_DATA SHOWN_:
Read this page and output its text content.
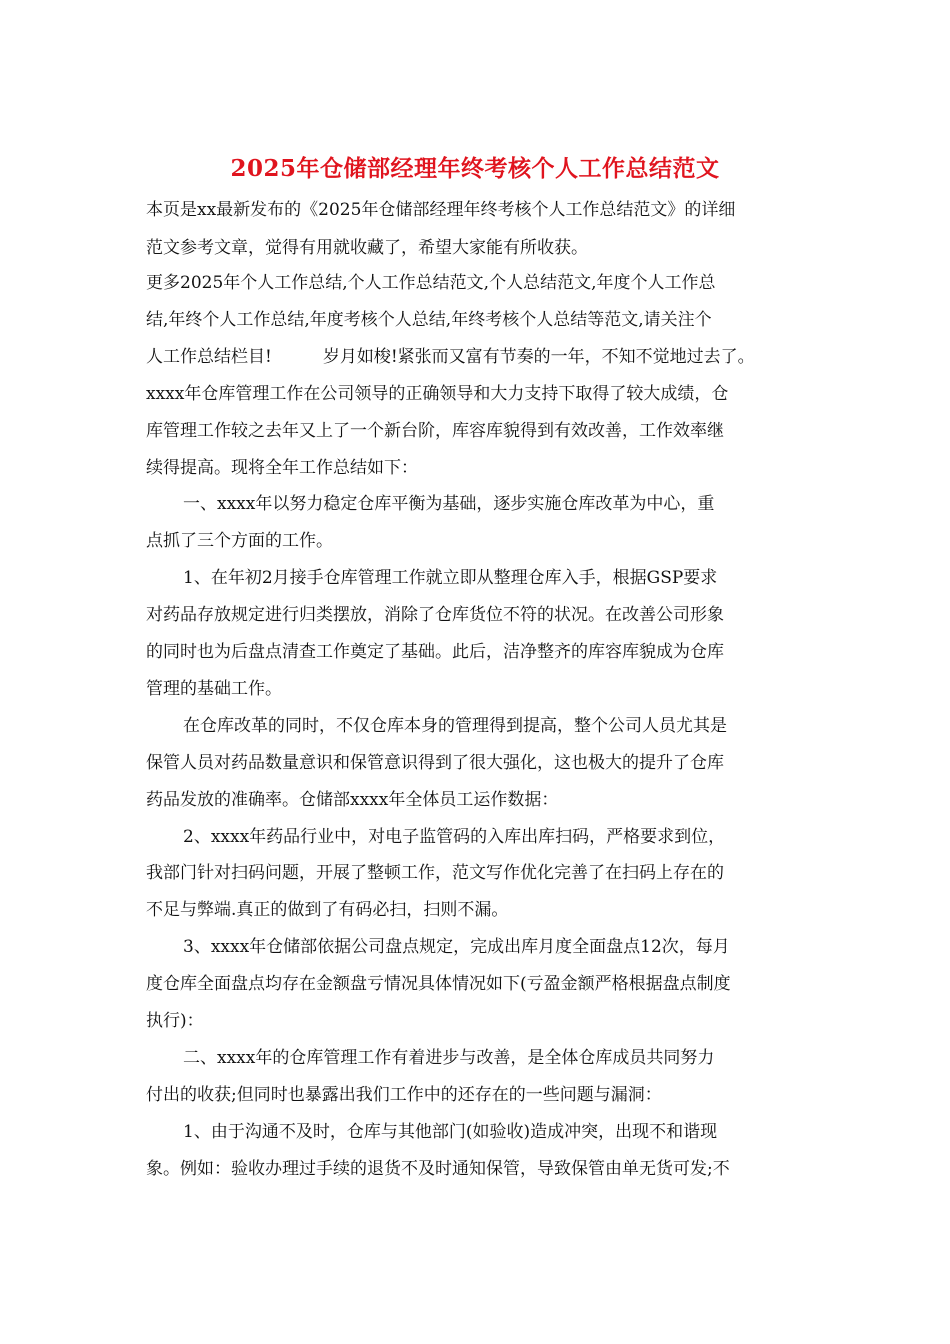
2025年仓储部经理年终考核个人工作总结范文
本页是xx最新发布的《2025年仓储部经理年终考核个人工作总结范文》的详细
范文参考文章，觉得有用就收藏了，希望大家能有所收获。
更多2025年个人工作总结,个人工作总结范文,个人总结范文,年度个人工作总
结,年终个人工作总结,年度考核个人总结,年终考核个人总结等范文,请关注个
人工作总结栏目!　　　岁月如梭!紧张而又富有节奏的一年，不知不觉地过去了。
xxxx年仓库管理工作在公司领导的正确领导和大力支持下取得了较大成绩，仓
库管理工作较之去年又上了一个新台阶，库容库貌得到有效改善，工作效率继
续得提高。现将全年工作总结如下：
一、xxxx年以努力稳定仓库平衡为基础，逐步实施仓库改革为中心，重
点抓了三个方面的工作。
1、在年初2月接手仓库管理工作就立即从整理仓库入手，根据GSP要求
对药品存放规定进行归类摆放，消除了仓库货位不符的状况。在改善公司形象
的同时也为后盘点清查工作奠定了基础。此后，洁净整齐的库容库貌成为仓库
管理的基础工作。
在仓库改革的同时，不仅仓库本身的管理得到提高，整个公司人员尤其是
保管人员对药品数量意识和保管意识得到了很大强化，这也极大的提升了仓库
药品发放的准确率。仓储部xxxx年全体员工运作数据：
2、xxxx年药品行业中，对电子监管码的入库出库扫码，严格要求到位，
我部门针对扫码问题，开展了整顿工作，范文写作优化完善了在扫码上存在的
不足与弊端.真正的做到了有码必扫，扫则不漏。
3、xxxx年仓储部依据公司盘点规定，完成出库月度全面盘点12次，每月
度仓库全面盘点均存在金额盘亏情况具体情况如下(亏盈金额严格根据盘点制度
执行)：
二、xxxx年的仓库管理工作有着进步与改善，是全体仓库成员共同努力
付出的收获;但同时也暴露出我们工作中的还存在的一些问题与漏洞：
1、由于沟通不及时，仓库与其他部门(如验收)造成冲突，出现不和谐现
象。例如：验收办理过手续的退货不及时通知保管，导致保管由单无货可发;不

_THE TASK_: Quote every entry exactly, with the pictures omitted.

_REPLY TO THE TASK_:
Read this page and output its text content.
2025年仓储部经理年终考核个人工作总结范文
本页是xx最新发布的《2025年仓储部经理年终考核个人工作总结范文》的详细
范文参考文章，觉得有用就收藏了，希望大家能有所收获。
更多2025年个人工作总结,个人工作总结范文,个人总结范文,年度个人工作总
结,年终个人工作总结,年度考核个人总结,年终考核个人总结等范文,请关注个
人工作总结栏目!　　　岁月如梭!紧张而又富有节奏的一年，不知不觉地过去了。
xxxx年仓库管理工作在公司领导的正确领导和大力支持下取得了较大成绩，仓
库管理工作较之去年又上了一个新台阶，库容库貌得到有效改善，工作效率继
续得提高。现将全年工作总结如下：
一、xxxx年以努力稳定仓库平衡为基础，逐步实施仓库改革为中心，重
点抓了三个方面的工作。
1、在年初2月接手仓库管理工作就立即从整理仓库入手，根据GSP要求
对药品存放规定进行归类摆放，消除了仓库货位不符的状况。在改善公司形象
的同时也为后盘点清查工作奠定了基础。此后，洁净整齐的库容库貌成为仓库
管理的基础工作。
在仓库改革的同时，不仅仓库本身的管理得到提高，整个公司人员尤其是
保管人员对药品数量意识和保管意识得到了很大强化，这也极大的提升了仓库
药品发放的准确率。仓储部xxxx年全体员工运作数据：
2、xxxx年药品行业中，对电子监管码的入库出库扫码，严格要求到位，
我部门针对扫码问题，开展了整顿工作，范文写作优化完善了在扫码上存在的
不足与弊端.真正的做到了有码必扫，扫则不漏。
3、xxxx年仓储部依据公司盘点规定，完成出库月度全面盘点12次，每月
度仓库全面盘点均存在金额盘亏情况具体情况如下(亏盈金额严格根据盘点制度
执行)：
二、xxxx年的仓库管理工作有着进步与改善，是全体仓库成员共同努力
付出的收获;但同时也暴露出我们工作中的还存在的一些问题与漏洞：
1、由于沟通不及时，仓库与其他部门(如验收)造成冲突，出现不和谐现
象。例如：验收办理过手续的退货不及时通知保管，导致保管由单无货可发;不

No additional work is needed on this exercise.